● EXERCISE OBJECTIVE
Every entry needs to be reproduced exactly.

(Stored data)
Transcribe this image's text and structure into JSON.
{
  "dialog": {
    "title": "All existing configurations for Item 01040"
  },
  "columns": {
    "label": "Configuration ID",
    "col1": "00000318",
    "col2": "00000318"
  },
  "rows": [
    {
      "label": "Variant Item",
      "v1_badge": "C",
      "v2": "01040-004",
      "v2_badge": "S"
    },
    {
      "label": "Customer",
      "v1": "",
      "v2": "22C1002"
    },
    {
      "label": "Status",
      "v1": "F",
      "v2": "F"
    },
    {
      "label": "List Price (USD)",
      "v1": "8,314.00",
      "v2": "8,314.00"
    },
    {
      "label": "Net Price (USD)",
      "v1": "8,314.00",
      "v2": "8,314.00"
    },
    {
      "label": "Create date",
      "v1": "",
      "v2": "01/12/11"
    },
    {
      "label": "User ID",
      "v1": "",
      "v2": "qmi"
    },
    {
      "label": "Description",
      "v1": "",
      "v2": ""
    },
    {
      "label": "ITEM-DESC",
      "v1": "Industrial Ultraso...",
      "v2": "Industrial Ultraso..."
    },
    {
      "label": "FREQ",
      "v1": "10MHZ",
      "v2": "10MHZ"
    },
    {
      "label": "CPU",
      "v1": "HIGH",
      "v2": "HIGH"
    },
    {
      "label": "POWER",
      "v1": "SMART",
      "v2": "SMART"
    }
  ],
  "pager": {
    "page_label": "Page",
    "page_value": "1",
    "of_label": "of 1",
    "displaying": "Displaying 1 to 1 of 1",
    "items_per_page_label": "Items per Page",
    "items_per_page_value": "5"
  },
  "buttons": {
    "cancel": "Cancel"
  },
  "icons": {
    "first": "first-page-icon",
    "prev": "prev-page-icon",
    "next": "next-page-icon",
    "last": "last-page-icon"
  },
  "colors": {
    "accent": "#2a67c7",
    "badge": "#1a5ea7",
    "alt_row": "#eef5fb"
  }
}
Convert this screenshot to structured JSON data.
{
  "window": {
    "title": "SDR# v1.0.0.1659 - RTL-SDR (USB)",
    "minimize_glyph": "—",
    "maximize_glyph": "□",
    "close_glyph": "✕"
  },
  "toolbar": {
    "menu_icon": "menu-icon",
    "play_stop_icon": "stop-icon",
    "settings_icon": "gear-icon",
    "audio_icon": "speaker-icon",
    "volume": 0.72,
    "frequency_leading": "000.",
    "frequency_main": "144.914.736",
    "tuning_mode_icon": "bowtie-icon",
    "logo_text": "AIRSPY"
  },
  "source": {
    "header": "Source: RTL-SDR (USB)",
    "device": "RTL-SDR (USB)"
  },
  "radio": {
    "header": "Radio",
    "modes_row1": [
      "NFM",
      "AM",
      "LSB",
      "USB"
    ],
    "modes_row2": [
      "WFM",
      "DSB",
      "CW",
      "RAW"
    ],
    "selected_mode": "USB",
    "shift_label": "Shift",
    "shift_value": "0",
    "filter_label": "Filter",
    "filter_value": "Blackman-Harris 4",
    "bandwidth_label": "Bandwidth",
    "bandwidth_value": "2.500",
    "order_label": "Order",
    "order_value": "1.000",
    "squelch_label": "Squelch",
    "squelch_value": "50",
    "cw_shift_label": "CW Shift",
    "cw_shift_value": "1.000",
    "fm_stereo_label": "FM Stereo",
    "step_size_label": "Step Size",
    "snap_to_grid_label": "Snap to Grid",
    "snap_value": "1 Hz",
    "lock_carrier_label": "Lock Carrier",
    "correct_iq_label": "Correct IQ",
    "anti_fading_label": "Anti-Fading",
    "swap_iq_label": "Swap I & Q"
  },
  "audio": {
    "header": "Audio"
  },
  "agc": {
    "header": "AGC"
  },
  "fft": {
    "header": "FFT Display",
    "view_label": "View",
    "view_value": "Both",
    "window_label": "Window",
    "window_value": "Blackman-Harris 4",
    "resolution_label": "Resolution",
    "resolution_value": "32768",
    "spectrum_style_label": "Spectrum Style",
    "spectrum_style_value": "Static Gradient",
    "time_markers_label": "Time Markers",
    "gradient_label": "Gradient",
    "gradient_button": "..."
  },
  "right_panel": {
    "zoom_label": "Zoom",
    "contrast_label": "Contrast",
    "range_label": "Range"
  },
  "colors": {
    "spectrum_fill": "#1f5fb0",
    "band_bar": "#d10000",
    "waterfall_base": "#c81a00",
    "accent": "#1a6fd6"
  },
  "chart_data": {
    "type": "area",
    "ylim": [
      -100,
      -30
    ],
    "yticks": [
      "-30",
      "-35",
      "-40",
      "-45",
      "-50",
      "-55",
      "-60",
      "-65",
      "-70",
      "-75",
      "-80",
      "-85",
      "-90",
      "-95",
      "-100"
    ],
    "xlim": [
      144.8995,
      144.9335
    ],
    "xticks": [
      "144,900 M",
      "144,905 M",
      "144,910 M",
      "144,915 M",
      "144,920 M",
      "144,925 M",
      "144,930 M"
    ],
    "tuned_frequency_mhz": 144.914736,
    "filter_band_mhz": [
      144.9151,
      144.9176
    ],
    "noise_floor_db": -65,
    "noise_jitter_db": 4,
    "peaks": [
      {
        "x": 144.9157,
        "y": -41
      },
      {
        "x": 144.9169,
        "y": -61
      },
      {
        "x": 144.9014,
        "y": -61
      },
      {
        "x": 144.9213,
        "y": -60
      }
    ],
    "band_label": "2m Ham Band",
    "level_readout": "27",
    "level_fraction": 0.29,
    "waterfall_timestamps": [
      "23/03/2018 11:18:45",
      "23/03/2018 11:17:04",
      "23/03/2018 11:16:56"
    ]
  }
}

● REPLY TO THE TASK
Transcribe this image's text and structure into JSON.
{
  "dialog": {
    "title": "All existing configurations for Item 01040"
  },
  "columns": {
    "label": "Configuration ID",
    "col1": "00000318",
    "col2": "00000318"
  },
  "rows": [
    {
      "label": "Variant Item",
      "v1_badge": "C",
      "v2": "01040-004",
      "v2_badge": "S"
    },
    {
      "label": "Customer",
      "v1": "",
      "v2": "22C1002"
    },
    {
      "label": "Status",
      "v1": "F",
      "v2": "F"
    },
    {
      "label": "List Price (USD)",
      "v1": "8,314.00",
      "v2": "8,314.00"
    },
    {
      "label": "Net Price (USD)",
      "v1": "8,314.00",
      "v2": "8,314.00"
    },
    {
      "label": "Create date",
      "v1": "",
      "v2": "01/12/11"
    },
    {
      "label": "User ID",
      "v1": "",
      "v2": "qmi"
    },
    {
      "label": "Description",
      "v1": "",
      "v2": ""
    },
    {
      "label": "ITEM-DESC",
      "v1": "Industrial Ultraso...",
      "v2": "Industrial Ultraso..."
    },
    {
      "label": "FREQ",
      "v1": "10MHZ",
      "v2": "10MHZ"
    },
    {
      "label": "CPU",
      "v1": "HIGH",
      "v2": "HIGH"
    },
    {
      "label": "POWER",
      "v1": "SMART",
      "v2": "SMART"
    }
  ],
  "pager": {
    "page_label": "Page",
    "page_value": "1",
    "of_label": "of 1",
    "displaying": "Displaying 1 to 1 of 1",
    "items_per_page_label": "Items per Page",
    "items_per_page_value": "5"
  },
  "buttons": {
    "cancel": "Cancel"
  },
  "icons": {
    "first": "first-page-icon",
    "prev": "prev-page-icon",
    "next": "next-page-icon",
    "last": "last-page-icon"
  },
  "colors": {
    "accent": "#2a67c7",
    "badge": "#1a5ea7",
    "alt_row": "#eef5fb"
  }
}
Convert this screenshot to structured JSON data.
{
  "window": {
    "title": "SDR# v1.0.0.1659 - RTL-SDR (USB)",
    "minimize_glyph": "—",
    "maximize_glyph": "□",
    "close_glyph": "✕"
  },
  "toolbar": {
    "menu_icon": "menu-icon",
    "play_stop_icon": "stop-icon",
    "settings_icon": "gear-icon",
    "audio_icon": "speaker-icon",
    "volume": 0.72,
    "frequency_leading": "000.",
    "frequency_main": "144.914.736",
    "tuning_mode_icon": "bowtie-icon",
    "logo_text": "AIRSPY"
  },
  "source": {
    "header": "Source: RTL-SDR (USB)",
    "device": "RTL-SDR (USB)"
  },
  "radio": {
    "header": "Radio",
    "modes_row1": [
      "NFM",
      "AM",
      "LSB",
      "USB"
    ],
    "modes_row2": [
      "WFM",
      "DSB",
      "CW",
      "RAW"
    ],
    "selected_mode": "USB",
    "shift_label": "Shift",
    "shift_value": "0",
    "filter_label": "Filter",
    "filter_value": "Blackman-Harris 4",
    "bandwidth_label": "Bandwidth",
    "bandwidth_value": "2.500",
    "order_label": "Order",
    "order_value": "1.000",
    "squelch_label": "Squelch",
    "squelch_value": "50",
    "cw_shift_label": "CW Shift",
    "cw_shift_value": "1.000",
    "fm_stereo_label": "FM Stereo",
    "step_size_label": "Step Size",
    "snap_to_grid_label": "Snap to Grid",
    "snap_value": "1 Hz",
    "lock_carrier_label": "Lock Carrier",
    "correct_iq_label": "Correct IQ",
    "anti_fading_label": "Anti-Fading",
    "swap_iq_label": "Swap I & Q"
  },
  "audio": {
    "header": "Audio"
  },
  "agc": {
    "header": "AGC"
  },
  "fft": {
    "header": "FFT Display",
    "view_label": "View",
    "view_value": "Both",
    "window_label": "Window",
    "window_value": "Blackman-Harris 4",
    "resolution_label": "Resolution",
    "resolution_value": "32768",
    "spectrum_style_label": "Spectrum Style",
    "spectrum_style_value": "Static Gradient",
    "time_markers_label": "Time Markers",
    "gradient_label": "Gradient",
    "gradient_button": "..."
  },
  "right_panel": {
    "zoom_label": "Zoom",
    "contrast_label": "Contrast",
    "range_label": "Range"
  },
  "colors": {
    "spectrum_fill": "#1f5fb0",
    "band_bar": "#d10000",
    "waterfall_base": "#c81a00",
    "accent": "#1a6fd6"
  },
  "chart_data": {
    "type": "area",
    "ylim": [
      -100,
      -30
    ],
    "yticks": [
      "-30",
      "-35",
      "-40",
      "-45",
      "-50",
      "-55",
      "-60",
      "-65",
      "-70",
      "-75",
      "-80",
      "-85",
      "-90",
      "-95",
      "-100"
    ],
    "xlim": [
      144.8995,
      144.9335
    ],
    "xticks": [
      "144,900 M",
      "144,905 M",
      "144,910 M",
      "144,915 M",
      "144,920 M",
      "144,925 M",
      "144,930 M"
    ],
    "tuned_frequency_mhz": 144.914736,
    "filter_band_mhz": [
      144.9151,
      144.9176
    ],
    "noise_floor_db": -65,
    "noise_jitter_db": 4,
    "peaks": [
      {
        "x": 144.9157,
        "y": -41
      },
      {
        "x": 144.9169,
        "y": -61
      },
      {
        "x": 144.9014,
        "y": -61
      },
      {
        "x": 144.9213,
        "y": -60
      }
    ],
    "band_label": "2m Ham Band",
    "level_readout": "27",
    "level_fraction": 0.29,
    "waterfall_timestamps": [
      "23/03/2018 11:18:45",
      "23/03/2018 11:17:04",
      "23/03/2018 11:16:56"
    ]
  }
}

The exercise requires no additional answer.